--- Start ---

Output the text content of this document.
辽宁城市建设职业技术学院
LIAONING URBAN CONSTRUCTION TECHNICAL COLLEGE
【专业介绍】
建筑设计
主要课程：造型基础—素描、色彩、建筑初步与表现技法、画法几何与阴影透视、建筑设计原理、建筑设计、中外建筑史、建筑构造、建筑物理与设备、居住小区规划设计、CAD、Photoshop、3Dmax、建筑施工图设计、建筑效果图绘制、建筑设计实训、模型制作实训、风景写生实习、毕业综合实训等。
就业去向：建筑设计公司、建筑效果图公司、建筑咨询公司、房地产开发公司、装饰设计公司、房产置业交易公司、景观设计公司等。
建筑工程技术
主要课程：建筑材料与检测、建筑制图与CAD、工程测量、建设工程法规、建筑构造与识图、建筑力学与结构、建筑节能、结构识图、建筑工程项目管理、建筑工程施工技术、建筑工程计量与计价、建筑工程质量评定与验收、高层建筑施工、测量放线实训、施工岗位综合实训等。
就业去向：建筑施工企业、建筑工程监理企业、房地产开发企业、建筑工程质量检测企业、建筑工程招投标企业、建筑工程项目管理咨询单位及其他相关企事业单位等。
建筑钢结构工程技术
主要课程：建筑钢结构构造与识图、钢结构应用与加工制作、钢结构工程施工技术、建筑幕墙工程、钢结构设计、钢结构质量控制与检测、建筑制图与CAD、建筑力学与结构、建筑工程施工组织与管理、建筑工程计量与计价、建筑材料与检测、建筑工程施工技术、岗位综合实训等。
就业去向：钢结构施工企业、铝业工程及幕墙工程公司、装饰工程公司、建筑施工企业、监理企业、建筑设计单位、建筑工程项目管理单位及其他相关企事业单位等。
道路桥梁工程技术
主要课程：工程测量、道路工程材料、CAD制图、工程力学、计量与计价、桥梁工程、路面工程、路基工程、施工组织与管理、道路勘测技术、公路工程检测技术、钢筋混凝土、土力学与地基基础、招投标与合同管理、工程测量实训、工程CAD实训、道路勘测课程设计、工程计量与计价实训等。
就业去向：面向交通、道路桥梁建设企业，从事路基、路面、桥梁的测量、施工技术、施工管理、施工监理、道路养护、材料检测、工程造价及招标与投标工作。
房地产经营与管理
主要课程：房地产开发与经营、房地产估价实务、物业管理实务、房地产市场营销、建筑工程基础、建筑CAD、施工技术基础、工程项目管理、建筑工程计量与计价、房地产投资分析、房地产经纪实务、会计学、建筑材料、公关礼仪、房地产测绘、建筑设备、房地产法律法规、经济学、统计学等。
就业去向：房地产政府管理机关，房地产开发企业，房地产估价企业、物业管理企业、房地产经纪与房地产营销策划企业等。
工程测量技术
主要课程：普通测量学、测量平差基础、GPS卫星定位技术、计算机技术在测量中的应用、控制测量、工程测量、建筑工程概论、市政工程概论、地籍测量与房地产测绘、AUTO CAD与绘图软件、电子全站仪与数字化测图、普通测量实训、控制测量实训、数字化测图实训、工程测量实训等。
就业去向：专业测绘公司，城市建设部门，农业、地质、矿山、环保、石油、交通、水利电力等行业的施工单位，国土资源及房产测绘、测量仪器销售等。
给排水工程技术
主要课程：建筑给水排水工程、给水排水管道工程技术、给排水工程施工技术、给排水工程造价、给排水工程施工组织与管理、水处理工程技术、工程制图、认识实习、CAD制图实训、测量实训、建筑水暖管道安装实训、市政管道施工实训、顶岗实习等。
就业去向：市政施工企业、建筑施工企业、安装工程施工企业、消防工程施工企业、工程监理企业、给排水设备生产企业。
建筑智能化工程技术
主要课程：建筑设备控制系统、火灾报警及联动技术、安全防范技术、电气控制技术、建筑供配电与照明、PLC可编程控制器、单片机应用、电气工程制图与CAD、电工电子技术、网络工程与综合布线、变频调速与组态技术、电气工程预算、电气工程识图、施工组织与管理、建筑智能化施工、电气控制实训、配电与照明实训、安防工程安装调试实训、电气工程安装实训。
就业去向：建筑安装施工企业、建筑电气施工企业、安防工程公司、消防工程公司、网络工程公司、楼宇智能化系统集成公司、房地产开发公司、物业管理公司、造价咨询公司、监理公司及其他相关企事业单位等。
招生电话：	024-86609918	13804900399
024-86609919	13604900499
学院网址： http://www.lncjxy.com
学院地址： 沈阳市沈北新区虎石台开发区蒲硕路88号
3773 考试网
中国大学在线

--- End ---
--- Start ---

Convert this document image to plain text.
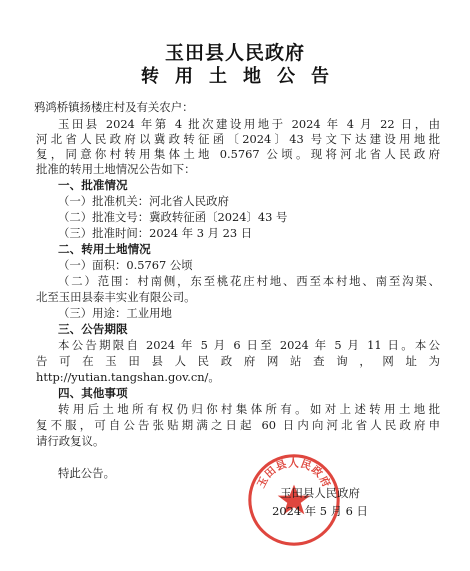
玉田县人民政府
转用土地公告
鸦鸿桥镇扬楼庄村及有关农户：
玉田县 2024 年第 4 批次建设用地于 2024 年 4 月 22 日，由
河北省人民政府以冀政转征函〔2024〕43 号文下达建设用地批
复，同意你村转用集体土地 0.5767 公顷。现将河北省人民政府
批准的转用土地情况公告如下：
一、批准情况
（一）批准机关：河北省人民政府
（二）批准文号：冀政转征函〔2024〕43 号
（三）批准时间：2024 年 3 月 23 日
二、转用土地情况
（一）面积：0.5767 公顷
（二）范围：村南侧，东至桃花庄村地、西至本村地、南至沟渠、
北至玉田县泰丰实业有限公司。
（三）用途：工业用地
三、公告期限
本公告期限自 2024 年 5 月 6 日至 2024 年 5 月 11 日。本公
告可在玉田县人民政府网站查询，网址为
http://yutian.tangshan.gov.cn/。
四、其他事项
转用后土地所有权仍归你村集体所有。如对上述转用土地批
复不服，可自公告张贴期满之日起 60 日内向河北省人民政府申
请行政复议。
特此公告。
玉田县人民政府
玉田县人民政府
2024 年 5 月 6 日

--- End ---
--- Start ---

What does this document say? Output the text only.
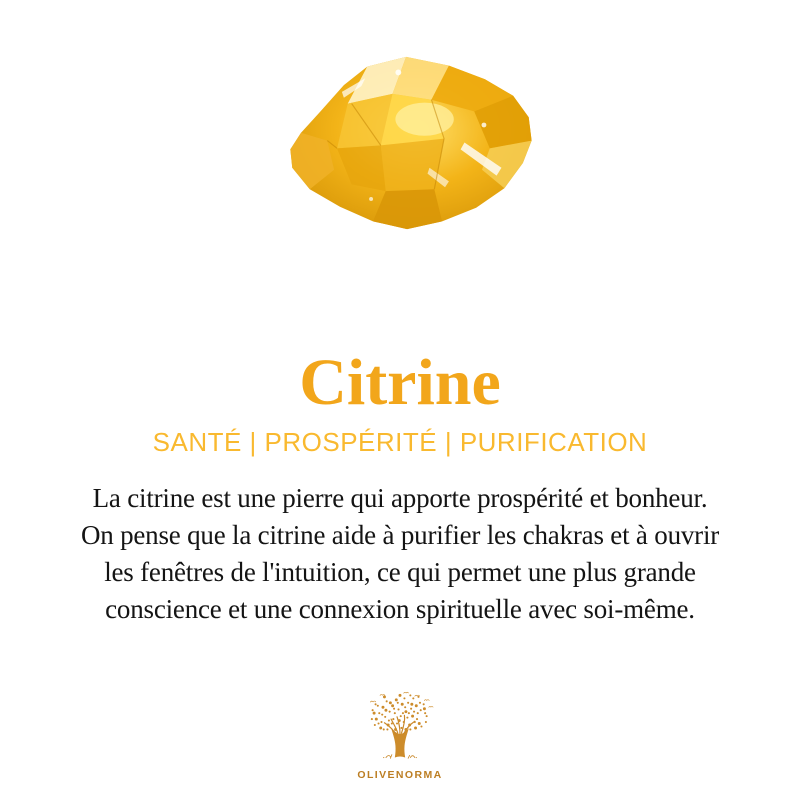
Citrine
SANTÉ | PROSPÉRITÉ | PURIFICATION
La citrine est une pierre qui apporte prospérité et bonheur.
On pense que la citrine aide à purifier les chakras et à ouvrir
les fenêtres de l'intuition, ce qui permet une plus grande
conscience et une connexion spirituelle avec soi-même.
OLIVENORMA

--- End ---

Copy out every line in the listing where the word "建筑材料与检测" appears.

主要课程：建筑材料与检测、建筑制图与CAD、工程测量、建设工程法规、建筑构造与识图、建筑力学与结构、建筑节能、结构识图、建筑工程项目管理、建筑工程施工技术、建筑工程计量与计价、建筑工程质量评定与验收、高层建筑施工、测量放线实训、施工岗位综合实训等。
主要课程：建筑钢结构构造与识图、钢结构应用与加工制作、钢结构工程施工技术、建筑幕墙工程、钢结构设计、钢结构质量控制与检测、建筑制图与CAD、建筑力学与结构、建筑工程施工组织与管理、建筑工程计量与计价、建筑材料与检测、建筑工程施工技术、岗位综合实训等。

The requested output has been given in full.